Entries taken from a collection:

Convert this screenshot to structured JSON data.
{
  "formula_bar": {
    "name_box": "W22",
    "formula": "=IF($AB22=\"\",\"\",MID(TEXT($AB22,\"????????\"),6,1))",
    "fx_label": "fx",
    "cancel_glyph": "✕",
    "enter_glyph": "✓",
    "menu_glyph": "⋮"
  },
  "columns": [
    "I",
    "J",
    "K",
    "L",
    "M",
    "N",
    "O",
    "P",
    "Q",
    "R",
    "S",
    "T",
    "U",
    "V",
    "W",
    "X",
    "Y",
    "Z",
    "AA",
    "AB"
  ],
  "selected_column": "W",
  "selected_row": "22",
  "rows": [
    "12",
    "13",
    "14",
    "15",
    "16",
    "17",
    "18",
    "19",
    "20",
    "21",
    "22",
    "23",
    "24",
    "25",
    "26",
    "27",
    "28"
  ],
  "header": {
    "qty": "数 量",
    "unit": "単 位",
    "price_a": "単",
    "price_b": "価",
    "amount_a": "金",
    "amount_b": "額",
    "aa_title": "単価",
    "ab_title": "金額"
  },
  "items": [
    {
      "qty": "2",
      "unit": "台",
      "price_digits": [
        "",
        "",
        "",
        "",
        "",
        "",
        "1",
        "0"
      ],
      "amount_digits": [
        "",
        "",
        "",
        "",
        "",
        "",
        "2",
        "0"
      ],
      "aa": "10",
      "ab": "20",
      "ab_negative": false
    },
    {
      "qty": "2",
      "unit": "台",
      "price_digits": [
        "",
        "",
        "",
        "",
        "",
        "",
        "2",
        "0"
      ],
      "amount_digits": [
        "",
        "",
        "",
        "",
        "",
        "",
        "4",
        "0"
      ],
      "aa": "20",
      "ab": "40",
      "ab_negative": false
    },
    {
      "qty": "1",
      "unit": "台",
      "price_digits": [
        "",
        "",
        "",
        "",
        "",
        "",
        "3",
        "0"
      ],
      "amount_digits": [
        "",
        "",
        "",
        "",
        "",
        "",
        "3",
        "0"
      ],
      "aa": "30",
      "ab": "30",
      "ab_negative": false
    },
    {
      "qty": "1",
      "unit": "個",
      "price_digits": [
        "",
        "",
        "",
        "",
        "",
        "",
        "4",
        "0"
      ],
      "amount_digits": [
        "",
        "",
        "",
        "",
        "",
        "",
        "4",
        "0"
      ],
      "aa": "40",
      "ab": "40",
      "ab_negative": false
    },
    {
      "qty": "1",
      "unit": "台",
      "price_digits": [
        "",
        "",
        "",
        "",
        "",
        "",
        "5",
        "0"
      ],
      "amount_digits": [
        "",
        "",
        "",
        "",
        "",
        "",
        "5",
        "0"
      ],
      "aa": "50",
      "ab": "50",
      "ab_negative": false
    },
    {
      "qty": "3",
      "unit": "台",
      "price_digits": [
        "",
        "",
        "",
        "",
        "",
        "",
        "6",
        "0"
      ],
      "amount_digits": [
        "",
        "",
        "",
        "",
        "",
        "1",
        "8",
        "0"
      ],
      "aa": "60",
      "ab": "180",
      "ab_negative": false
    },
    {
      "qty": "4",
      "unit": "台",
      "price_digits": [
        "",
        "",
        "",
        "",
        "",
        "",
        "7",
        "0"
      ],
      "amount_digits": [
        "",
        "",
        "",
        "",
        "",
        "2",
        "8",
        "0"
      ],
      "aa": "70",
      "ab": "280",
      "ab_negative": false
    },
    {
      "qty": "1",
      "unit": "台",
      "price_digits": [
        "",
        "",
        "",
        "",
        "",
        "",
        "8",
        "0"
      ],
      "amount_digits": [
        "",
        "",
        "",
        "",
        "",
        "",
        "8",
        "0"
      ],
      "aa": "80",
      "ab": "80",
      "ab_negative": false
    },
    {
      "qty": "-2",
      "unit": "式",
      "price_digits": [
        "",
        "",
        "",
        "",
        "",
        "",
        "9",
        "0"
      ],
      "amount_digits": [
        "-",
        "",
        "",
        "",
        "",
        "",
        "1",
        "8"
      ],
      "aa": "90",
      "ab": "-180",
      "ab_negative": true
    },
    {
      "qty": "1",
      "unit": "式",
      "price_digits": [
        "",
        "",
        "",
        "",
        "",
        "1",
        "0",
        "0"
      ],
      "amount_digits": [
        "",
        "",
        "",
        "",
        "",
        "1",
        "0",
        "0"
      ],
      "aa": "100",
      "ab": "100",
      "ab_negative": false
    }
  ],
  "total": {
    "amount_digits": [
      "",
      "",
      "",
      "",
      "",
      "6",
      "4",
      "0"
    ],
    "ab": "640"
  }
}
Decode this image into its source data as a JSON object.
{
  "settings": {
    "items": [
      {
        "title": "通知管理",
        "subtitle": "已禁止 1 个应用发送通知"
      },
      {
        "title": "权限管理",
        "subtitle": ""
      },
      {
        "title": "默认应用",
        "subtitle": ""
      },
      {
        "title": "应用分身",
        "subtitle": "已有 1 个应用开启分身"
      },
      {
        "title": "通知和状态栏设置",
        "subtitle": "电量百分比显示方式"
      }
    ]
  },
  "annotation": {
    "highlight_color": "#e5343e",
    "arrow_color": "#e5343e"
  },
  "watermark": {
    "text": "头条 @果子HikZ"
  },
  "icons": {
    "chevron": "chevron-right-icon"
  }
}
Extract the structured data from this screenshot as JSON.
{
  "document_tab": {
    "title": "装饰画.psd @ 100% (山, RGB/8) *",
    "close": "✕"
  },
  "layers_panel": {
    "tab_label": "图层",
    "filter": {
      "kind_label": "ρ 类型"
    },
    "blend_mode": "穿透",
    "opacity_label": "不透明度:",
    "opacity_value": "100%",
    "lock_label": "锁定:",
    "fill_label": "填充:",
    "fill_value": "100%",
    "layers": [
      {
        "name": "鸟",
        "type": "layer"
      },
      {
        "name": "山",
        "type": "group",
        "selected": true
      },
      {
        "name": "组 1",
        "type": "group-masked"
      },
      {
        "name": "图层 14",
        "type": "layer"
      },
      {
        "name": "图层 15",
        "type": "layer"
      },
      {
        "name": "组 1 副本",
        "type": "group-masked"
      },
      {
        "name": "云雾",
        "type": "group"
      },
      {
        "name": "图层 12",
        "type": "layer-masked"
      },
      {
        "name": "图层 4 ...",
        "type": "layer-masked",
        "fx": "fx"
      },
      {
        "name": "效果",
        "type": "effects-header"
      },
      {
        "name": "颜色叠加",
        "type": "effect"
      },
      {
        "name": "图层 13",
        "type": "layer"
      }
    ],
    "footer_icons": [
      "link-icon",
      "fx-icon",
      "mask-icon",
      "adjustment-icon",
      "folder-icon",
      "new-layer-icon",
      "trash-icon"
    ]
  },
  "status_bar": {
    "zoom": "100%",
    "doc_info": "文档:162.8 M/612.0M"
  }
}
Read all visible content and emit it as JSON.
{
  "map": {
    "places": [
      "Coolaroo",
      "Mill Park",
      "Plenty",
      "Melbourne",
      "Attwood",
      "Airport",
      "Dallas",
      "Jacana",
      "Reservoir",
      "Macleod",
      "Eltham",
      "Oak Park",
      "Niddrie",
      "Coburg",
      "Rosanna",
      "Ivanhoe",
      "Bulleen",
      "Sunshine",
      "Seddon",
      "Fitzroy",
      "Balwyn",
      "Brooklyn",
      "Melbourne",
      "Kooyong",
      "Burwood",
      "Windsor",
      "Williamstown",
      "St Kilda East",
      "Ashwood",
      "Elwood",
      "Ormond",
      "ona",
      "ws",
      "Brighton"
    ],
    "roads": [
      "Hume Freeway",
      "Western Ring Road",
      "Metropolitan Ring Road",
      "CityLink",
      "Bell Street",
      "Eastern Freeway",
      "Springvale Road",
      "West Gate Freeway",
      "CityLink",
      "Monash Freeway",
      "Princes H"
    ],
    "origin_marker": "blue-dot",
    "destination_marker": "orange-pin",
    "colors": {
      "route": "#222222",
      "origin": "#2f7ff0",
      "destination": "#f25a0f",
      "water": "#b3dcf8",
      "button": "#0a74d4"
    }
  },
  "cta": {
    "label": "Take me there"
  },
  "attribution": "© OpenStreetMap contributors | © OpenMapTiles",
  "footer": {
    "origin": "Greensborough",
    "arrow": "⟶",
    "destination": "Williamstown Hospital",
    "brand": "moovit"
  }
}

-- The task --
Among the records above, find each line holding the string "Freeway" and pull it out.

-- The answer --
      "Hume Freeway",
      "Eastern Freeway",
      "West Gate Freeway",
      "Monash Freeway",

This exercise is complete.